- _TASK DIRECTIONS_
Select all lines with the string "Instructions" in them, and copy those lines.
━━━━━ MATERIAL SHOWN ━━━━━
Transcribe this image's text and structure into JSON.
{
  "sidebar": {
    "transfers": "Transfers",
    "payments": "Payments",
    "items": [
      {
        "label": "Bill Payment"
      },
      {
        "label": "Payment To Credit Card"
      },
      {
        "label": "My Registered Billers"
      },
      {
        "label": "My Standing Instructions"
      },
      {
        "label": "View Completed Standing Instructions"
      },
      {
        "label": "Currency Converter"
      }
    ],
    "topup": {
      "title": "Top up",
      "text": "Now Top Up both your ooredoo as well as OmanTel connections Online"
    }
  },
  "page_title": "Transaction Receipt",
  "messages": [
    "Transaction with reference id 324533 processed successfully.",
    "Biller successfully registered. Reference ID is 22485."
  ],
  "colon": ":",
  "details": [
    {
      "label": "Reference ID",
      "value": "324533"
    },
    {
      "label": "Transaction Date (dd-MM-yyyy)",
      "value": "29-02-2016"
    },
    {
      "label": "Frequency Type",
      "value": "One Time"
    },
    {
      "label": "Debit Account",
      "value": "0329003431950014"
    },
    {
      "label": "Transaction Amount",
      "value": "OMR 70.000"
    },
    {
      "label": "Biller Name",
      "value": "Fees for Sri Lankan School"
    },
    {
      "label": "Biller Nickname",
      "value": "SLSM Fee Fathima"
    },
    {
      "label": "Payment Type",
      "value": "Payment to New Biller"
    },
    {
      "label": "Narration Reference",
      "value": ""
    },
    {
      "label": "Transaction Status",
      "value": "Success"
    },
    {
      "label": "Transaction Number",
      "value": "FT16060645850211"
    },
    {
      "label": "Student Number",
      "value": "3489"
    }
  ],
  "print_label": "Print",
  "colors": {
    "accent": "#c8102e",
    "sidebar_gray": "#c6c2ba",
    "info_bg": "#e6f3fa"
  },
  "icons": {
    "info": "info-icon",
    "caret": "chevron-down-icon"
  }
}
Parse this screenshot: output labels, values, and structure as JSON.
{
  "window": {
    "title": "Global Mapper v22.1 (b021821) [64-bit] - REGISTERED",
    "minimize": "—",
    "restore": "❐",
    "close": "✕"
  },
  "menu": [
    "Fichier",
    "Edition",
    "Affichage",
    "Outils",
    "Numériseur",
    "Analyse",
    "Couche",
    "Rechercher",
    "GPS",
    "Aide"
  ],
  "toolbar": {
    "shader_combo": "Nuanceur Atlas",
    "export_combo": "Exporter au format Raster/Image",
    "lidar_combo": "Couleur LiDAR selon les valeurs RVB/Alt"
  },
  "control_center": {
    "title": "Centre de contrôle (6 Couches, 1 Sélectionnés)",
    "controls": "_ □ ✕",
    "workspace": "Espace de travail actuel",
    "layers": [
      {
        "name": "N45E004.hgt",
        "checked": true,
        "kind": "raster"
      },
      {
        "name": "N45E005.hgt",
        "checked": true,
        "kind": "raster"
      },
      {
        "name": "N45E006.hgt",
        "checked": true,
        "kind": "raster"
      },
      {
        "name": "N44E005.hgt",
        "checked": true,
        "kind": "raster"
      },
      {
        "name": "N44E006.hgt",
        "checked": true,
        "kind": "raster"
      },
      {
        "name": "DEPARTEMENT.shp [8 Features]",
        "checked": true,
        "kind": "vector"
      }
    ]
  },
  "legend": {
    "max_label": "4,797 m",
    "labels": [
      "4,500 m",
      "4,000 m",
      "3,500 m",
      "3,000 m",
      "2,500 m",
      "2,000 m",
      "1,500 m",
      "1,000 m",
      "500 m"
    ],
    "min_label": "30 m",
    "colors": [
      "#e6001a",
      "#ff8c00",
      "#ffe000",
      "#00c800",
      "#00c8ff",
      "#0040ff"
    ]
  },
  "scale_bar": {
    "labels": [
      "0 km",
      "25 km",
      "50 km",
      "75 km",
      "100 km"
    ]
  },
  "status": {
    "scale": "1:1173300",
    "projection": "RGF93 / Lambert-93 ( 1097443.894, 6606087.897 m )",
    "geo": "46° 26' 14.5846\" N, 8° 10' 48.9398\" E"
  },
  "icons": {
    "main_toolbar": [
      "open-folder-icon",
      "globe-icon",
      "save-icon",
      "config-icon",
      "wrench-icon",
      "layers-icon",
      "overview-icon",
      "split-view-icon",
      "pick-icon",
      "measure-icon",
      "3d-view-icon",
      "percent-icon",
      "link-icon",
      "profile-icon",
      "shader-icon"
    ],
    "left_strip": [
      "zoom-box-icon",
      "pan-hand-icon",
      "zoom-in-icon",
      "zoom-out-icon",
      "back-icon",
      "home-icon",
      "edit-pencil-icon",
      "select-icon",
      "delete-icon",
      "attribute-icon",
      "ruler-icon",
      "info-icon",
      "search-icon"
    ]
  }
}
━━━━━
- _RESULT BELOW_
        "label": "My Standing Instructions"
        "label": "View Completed Standing Instructions"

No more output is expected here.